Stored data entries =>

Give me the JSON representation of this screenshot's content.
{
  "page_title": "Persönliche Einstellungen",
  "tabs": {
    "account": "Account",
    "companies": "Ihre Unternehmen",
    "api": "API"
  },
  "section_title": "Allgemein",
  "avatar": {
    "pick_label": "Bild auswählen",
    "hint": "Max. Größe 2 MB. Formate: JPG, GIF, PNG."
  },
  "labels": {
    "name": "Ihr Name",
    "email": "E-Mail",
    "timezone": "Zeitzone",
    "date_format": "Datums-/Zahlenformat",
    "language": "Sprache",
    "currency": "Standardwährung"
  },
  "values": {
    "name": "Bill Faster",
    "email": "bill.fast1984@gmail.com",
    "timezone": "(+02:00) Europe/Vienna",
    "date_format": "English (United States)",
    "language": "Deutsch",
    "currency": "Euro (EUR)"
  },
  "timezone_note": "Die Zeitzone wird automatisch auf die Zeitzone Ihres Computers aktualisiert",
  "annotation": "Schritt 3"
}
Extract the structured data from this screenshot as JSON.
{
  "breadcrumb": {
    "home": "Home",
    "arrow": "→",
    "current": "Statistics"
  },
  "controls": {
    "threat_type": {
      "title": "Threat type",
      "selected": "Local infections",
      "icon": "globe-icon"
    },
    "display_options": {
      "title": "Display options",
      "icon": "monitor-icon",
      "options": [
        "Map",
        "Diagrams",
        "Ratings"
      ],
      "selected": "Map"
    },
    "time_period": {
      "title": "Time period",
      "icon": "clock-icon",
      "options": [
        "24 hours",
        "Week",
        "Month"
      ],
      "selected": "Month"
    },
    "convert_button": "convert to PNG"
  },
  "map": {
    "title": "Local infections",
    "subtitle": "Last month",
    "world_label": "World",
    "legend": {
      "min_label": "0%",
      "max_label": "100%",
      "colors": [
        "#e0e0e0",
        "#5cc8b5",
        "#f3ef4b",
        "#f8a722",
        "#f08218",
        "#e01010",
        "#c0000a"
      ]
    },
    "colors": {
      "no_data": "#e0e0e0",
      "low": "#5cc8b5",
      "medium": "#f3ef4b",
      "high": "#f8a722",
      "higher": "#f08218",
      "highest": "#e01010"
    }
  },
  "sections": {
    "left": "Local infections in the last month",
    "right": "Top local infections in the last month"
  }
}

TO DO => Repeat each record in full; every line must match exactly.

WORKED SOLUTION =>
Give me the JSON representation of this screenshot's content.
{
  "page_title": "Persönliche Einstellungen",
  "tabs": {
    "account": "Account",
    "companies": "Ihre Unternehmen",
    "api": "API"
  },
  "section_title": "Allgemein",
  "avatar": {
    "pick_label": "Bild auswählen",
    "hint": "Max. Größe 2 MB. Formate: JPG, GIF, PNG."
  },
  "labels": {
    "name": "Ihr Name",
    "email": "E-Mail",
    "timezone": "Zeitzone",
    "date_format": "Datums-/Zahlenformat",
    "language": "Sprache",
    "currency": "Standardwährung"
  },
  "values": {
    "name": "Bill Faster",
    "email": "bill.fast1984@gmail.com",
    "timezone": "(+02:00) Europe/Vienna",
    "date_format": "English (United States)",
    "language": "Deutsch",
    "currency": "Euro (EUR)"
  },
  "timezone_note": "Die Zeitzone wird automatisch auf die Zeitzone Ihres Computers aktualisiert",
  "annotation": "Schritt 3"
}
Extract the structured data from this screenshot as JSON.
{
  "breadcrumb": {
    "home": "Home",
    "arrow": "→",
    "current": "Statistics"
  },
  "controls": {
    "threat_type": {
      "title": "Threat type",
      "selected": "Local infections",
      "icon": "globe-icon"
    },
    "display_options": {
      "title": "Display options",
      "icon": "monitor-icon",
      "options": [
        "Map",
        "Diagrams",
        "Ratings"
      ],
      "selected": "Map"
    },
    "time_period": {
      "title": "Time period",
      "icon": "clock-icon",
      "options": [
        "24 hours",
        "Week",
        "Month"
      ],
      "selected": "Month"
    },
    "convert_button": "convert to PNG"
  },
  "map": {
    "title": "Local infections",
    "subtitle": "Last month",
    "world_label": "World",
    "legend": {
      "min_label": "0%",
      "max_label": "100%",
      "colors": [
        "#e0e0e0",
        "#5cc8b5",
        "#f3ef4b",
        "#f8a722",
        "#f08218",
        "#e01010",
        "#c0000a"
      ]
    },
    "colors": {
      "no_data": "#e0e0e0",
      "low": "#5cc8b5",
      "medium": "#f3ef4b",
      "high": "#f8a722",
      "higher": "#f08218",
      "highest": "#e01010"
    }
  },
  "sections": {
    "left": "Local infections in the last month",
    "right": "Top local infections in the last month"
  }
}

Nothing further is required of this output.